═══ MATERIAL SUPPLIED

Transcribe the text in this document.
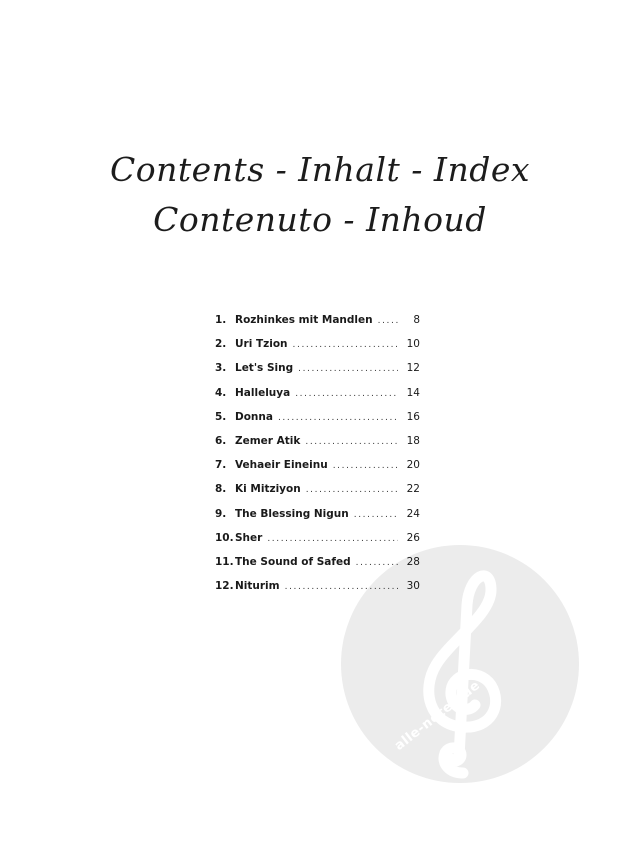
Contents - Inhalt - Index
Contenuto - Inhoud
alle-noten.de
1. Rozhinkes mit Mandlen .....	8
2. Uri Tzion .....	10
3. Let's Sing .....	12
4. Halleluya .....	14
5. Donna .....	16
6. Zemer Atik .....	18
7. Vehaeir Eineinu .....	20
8. Ki Mitziyon .....	22
9. The Blessing Nigun .....	24
10. Sher .....	26
11. The Sound of Safed .....	28
12. Niturim .....	30
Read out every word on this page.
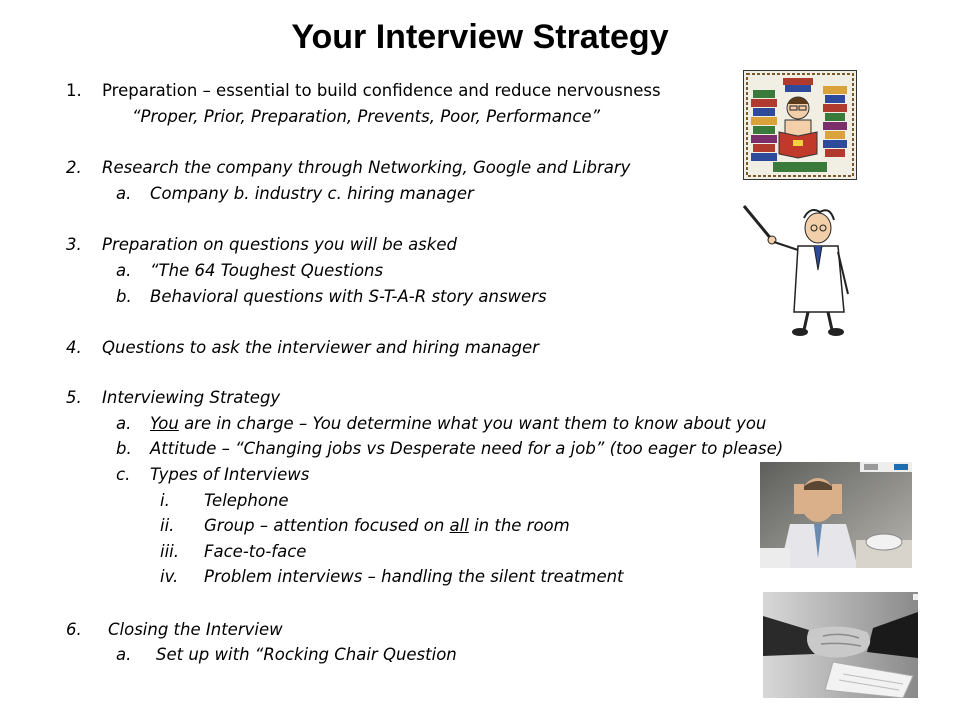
Your Interview Strategy
1. Preparation – essential to build confidence and reduce nervousness
“Proper, Prior, Preparation, Prevents, Poor, Performance”
2. Research the company through Networking, Google and Library
a. Company b. industry c. hiring manager
3. Preparation on questions you will be asked
a. “The 64 Toughest Questions
b. Behavioral questions with S-T-A-R story answers
4. Questions to ask the interviewer and hiring manager
5. Interviewing Strategy
a. You are in charge – You determine what you want them to know about you
b. Attitude – “Changing jobs vs Desperate need for a job” (too eager to please)
c. Types of Interviews
i. Telephone
ii. Group – attention focused on all in the room
iii. Face-to-face
iv. Problem interviews – handling the silent treatment
6. Closing the Interview
a. Set up with “Rocking Chair Question
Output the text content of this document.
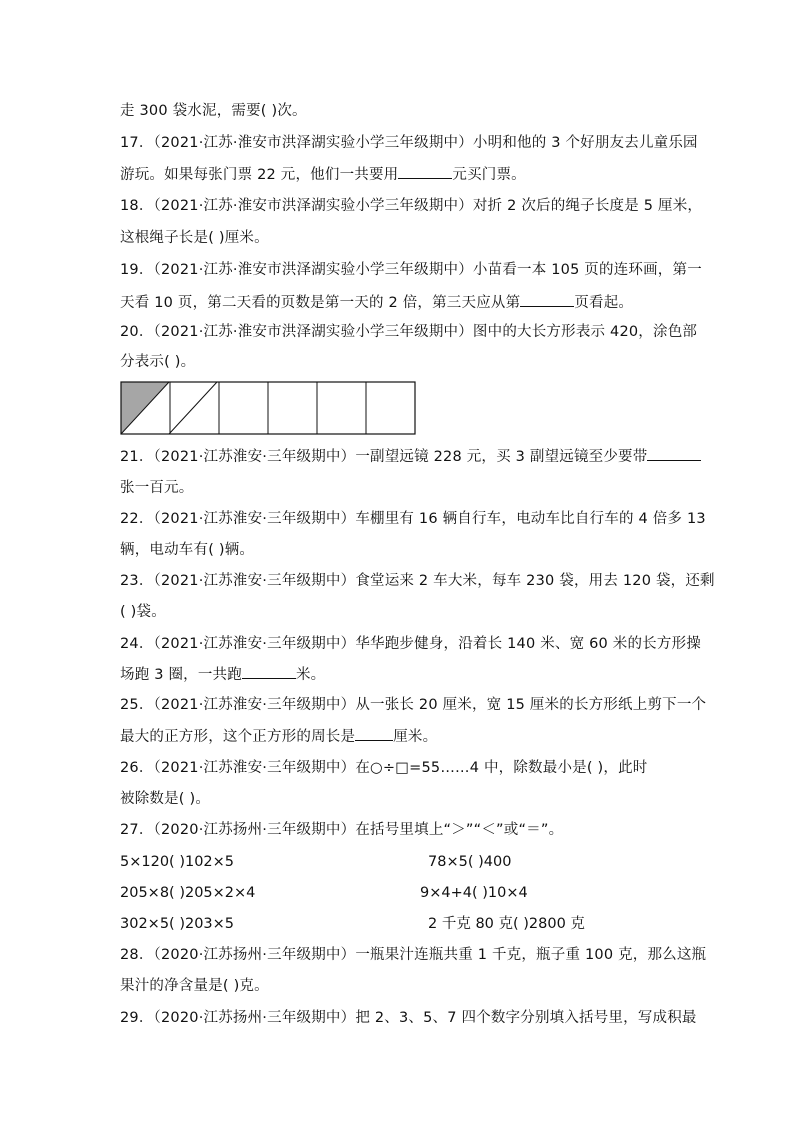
走 300 袋水泥，需要( )次。
17．（2021·江苏·淮安市洪泽湖实验小学三年级期中）小明和他的 3 个好朋友去儿童乐园
游玩。如果每张门票 22 元，他们一共要用	元买门票。
18．（2021·江苏·淮安市洪泽湖实验小学三年级期中）对折 2 次后的绳子长度是 5 厘米，
这根绳子长是( )厘米。
19．（2021·江苏·淮安市洪泽湖实验小学三年级期中）小苗看一本 105 页的连环画，第一
天看 10 页，第二天看的页数是第一天的 2 倍，第三天应从第	页看起。
20．（2021·江苏·淮安市洪泽湖实验小学三年级期中）图中的大长方形表示 420，涂色部
分表示( )。
21．（2021·江苏淮安·三年级期中）一副望远镜 228 元，买 3 副望远镜至少要带
张一百元。
22．（2021·江苏淮安·三年级期中）车棚里有 16 辆自行车，电动车比自行车的 4 倍多 13
辆，电动车有( )辆。
23．（2021·江苏淮安·三年级期中）食堂运来 2 车大米，每车 230 袋，用去 120 袋，还剩
( )袋。
24．（2021·江苏淮安·三年级期中）华华跑步健身，沿着长 140 米、宽 60 米的长方形操
场跑 3 圈，一共跑	米。
25．（2021·江苏淮安·三年级期中）从一张长 20 厘米，宽 15 厘米的长方形纸上剪下一个
最大的正方形，这个正方形的周长是	厘米。
26．（2021·江苏淮安·三年级期中）在○÷□=55……4 中，除数最小是( )，此时
被除数是( )。
27．（2020·江苏扬州·三年级期中）在括号里填上“＞”“＜”或“＝”。
5×120( )102×5	78×5( )400
205×8( )205×2×4	9×4+4( )10×4
302×5( )203×5	2 千克 80 克( )2800 克
28．（2020·江苏扬州·三年级期中）一瓶果汁连瓶共重 1 千克，瓶子重 100 克，那么这瓶
果汁的净含量是( )克。
29．（2020·江苏扬州·三年级期中）把 2、3、5、7 四个数字分别填入括号里，写成积最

══════

- **TASK DETAILS**:
Work through the data and report how many of its lines hold the word "document", giving only the figure.

- **THE RESULT**:
2